Directions: Identify each line in the records below that contains the word "this", and copy it.

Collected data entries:

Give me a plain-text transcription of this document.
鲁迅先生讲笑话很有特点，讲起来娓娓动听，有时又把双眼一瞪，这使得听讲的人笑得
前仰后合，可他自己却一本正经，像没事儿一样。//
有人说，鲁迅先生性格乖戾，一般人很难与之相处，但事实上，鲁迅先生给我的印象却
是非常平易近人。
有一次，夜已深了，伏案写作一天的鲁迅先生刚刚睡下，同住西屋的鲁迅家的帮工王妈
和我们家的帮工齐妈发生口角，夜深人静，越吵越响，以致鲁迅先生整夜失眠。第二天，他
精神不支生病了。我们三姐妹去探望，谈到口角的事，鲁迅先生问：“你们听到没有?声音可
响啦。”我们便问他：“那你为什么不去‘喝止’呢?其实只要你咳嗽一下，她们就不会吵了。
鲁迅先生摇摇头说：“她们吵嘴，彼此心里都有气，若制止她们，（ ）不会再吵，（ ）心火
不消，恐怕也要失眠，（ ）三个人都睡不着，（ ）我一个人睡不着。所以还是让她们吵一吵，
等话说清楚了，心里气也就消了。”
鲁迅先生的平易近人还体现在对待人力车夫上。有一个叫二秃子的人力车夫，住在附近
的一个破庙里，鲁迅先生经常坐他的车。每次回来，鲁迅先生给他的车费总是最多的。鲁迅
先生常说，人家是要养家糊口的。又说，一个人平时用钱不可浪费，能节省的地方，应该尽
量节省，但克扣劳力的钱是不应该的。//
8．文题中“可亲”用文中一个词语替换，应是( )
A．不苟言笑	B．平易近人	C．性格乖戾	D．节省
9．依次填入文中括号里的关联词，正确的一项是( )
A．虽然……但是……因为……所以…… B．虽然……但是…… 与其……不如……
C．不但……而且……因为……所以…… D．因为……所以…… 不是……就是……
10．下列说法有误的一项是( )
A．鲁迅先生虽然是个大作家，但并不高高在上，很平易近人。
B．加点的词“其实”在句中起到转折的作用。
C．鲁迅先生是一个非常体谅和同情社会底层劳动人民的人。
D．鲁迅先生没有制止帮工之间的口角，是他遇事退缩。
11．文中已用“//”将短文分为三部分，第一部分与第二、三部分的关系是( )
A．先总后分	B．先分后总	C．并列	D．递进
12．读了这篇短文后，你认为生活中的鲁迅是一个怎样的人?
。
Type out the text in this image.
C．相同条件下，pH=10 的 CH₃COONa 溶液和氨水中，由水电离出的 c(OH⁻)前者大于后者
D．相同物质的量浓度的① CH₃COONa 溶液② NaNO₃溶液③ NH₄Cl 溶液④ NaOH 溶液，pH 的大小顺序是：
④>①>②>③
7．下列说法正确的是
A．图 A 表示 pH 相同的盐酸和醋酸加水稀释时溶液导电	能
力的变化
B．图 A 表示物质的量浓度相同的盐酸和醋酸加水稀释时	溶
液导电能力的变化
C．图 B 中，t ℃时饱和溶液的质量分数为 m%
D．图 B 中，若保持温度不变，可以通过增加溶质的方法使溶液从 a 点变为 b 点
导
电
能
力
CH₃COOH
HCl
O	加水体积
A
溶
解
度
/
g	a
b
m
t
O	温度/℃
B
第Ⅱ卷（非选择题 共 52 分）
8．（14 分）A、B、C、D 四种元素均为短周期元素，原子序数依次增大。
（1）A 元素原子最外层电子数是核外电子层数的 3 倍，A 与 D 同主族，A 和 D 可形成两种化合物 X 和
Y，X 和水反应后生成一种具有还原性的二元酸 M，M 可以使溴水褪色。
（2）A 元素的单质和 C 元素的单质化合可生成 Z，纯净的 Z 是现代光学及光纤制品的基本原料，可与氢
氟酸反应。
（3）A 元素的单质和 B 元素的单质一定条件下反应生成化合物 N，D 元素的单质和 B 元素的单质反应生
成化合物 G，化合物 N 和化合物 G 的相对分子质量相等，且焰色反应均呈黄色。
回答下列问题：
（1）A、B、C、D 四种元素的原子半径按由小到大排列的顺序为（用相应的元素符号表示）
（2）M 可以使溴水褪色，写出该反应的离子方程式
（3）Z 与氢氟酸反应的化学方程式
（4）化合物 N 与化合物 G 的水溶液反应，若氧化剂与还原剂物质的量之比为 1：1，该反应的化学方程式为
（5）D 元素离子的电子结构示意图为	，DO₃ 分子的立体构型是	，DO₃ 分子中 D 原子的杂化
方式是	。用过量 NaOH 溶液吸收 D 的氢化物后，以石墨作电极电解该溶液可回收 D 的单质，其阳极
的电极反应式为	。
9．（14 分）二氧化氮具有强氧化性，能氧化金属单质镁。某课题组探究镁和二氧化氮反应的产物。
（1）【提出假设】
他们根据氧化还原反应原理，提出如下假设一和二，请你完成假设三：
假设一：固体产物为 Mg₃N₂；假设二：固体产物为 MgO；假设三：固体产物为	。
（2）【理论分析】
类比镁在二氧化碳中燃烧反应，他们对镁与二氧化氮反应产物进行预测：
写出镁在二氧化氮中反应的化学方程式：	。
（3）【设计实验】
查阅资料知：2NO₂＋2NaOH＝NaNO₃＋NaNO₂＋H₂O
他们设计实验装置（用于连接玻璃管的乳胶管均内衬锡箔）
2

Reply to the exercise:
Give me a plain-text transcription of this document.
Type out the text in this image.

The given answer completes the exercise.